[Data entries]

○ ○ ○

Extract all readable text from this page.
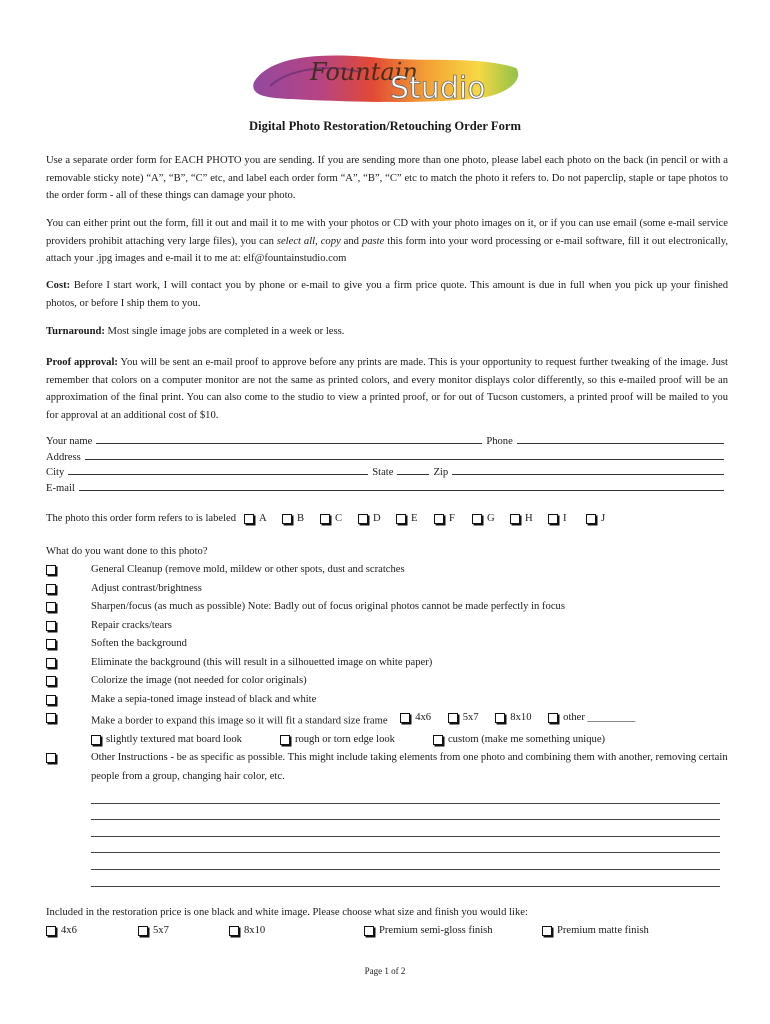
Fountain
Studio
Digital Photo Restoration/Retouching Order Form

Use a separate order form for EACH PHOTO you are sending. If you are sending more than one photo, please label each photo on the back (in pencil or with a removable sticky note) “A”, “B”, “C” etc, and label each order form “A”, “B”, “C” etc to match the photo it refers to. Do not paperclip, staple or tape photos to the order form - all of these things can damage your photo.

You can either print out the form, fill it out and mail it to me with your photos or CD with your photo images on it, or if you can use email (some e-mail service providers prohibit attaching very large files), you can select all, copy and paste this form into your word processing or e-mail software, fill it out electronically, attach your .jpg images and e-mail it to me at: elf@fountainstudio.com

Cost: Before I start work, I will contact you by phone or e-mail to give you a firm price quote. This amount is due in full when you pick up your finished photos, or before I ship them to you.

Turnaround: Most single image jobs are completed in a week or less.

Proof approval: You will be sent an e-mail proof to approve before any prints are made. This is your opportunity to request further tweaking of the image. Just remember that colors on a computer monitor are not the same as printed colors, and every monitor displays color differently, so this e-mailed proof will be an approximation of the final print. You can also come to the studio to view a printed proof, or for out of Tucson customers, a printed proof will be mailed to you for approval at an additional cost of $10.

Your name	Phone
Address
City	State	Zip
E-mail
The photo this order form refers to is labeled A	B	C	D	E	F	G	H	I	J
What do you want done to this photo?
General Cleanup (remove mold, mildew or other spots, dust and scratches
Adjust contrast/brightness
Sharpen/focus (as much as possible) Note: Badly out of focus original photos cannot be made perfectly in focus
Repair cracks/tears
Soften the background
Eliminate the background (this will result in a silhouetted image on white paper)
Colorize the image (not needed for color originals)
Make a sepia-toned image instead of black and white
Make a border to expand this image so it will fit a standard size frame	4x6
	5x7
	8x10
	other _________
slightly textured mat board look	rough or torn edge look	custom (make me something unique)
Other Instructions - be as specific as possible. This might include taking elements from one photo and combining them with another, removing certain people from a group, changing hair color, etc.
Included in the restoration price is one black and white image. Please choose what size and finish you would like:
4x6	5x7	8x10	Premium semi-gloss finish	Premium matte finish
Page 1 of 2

○ ○ ○

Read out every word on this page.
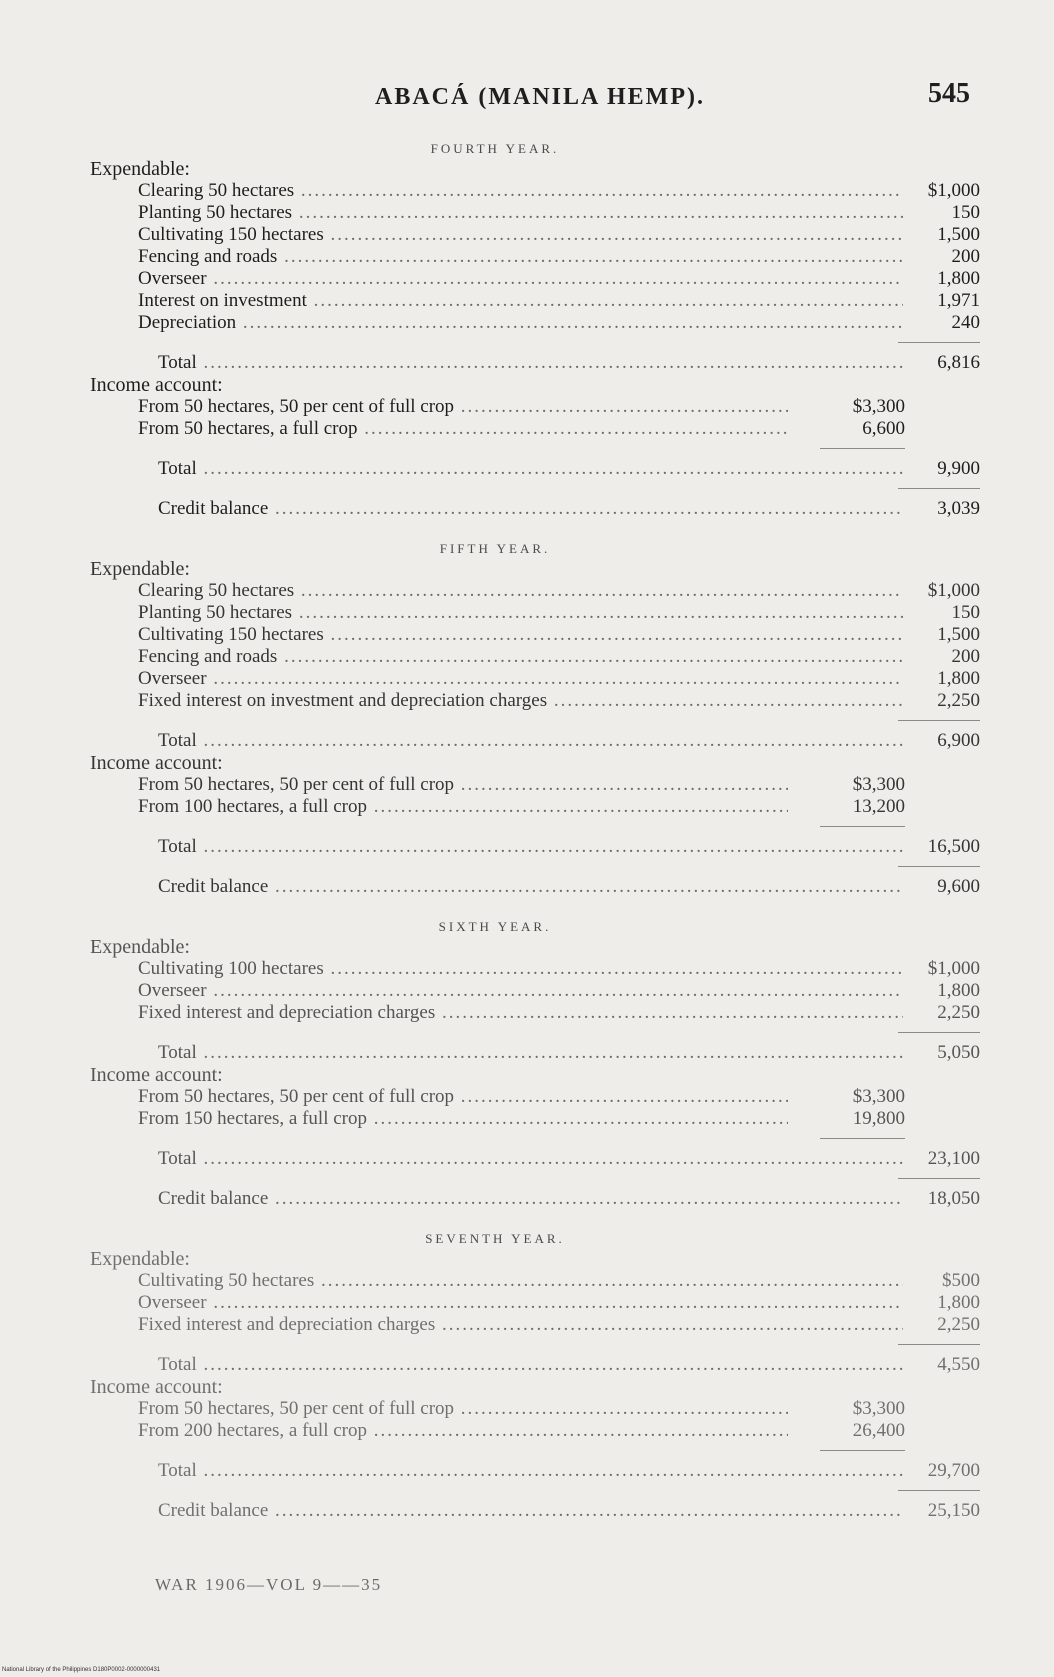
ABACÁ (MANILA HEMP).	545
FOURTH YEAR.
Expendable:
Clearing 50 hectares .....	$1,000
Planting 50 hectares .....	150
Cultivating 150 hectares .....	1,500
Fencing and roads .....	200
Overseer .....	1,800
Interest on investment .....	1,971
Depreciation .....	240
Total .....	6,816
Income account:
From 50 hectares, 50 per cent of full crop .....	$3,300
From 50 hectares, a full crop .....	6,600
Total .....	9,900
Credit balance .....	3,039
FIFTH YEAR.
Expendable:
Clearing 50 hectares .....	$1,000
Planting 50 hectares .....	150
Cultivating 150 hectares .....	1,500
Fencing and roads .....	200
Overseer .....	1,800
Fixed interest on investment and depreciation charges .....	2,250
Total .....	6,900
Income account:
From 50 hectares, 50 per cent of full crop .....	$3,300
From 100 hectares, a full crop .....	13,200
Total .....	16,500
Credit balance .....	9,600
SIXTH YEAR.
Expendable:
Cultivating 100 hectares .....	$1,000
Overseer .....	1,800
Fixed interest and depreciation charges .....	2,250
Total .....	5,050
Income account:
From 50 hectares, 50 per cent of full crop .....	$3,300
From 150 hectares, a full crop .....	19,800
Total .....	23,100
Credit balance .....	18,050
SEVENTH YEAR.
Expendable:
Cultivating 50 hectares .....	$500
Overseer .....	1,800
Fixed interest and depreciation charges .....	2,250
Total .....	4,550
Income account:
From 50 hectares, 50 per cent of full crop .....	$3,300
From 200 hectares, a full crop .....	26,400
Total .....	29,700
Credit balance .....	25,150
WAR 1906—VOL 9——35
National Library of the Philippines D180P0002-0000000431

○ ○ ○

◆ **Exercise task**:
Which lines contain "print"? Show each of them.

◆ **Full solution**:
You can either print out the form, fill it out and mail it to me with your photos or CD with your photo images on it, or if you can use email (some e-mail service providers prohibit attaching very large files), you can select all, copy and paste this form into your word processing or e-mail software, fill it out electronically, attach your .jpg images and e-mail it to me at: elf@fountainstudio.com
Proof approval: You will be sent an e-mail proof to approve before any prints are made. This is your opportunity to request further tweaking of the image. Just remember that colors on a computer monitor are not the same as printed colors, and every monitor displays color differently, so this e-mailed proof will be an approximation of the final print. You can also come to the studio to view a printed proof, or for out of Tucson customers, a printed proof will be mailed to you for approval at an additional cost of $10.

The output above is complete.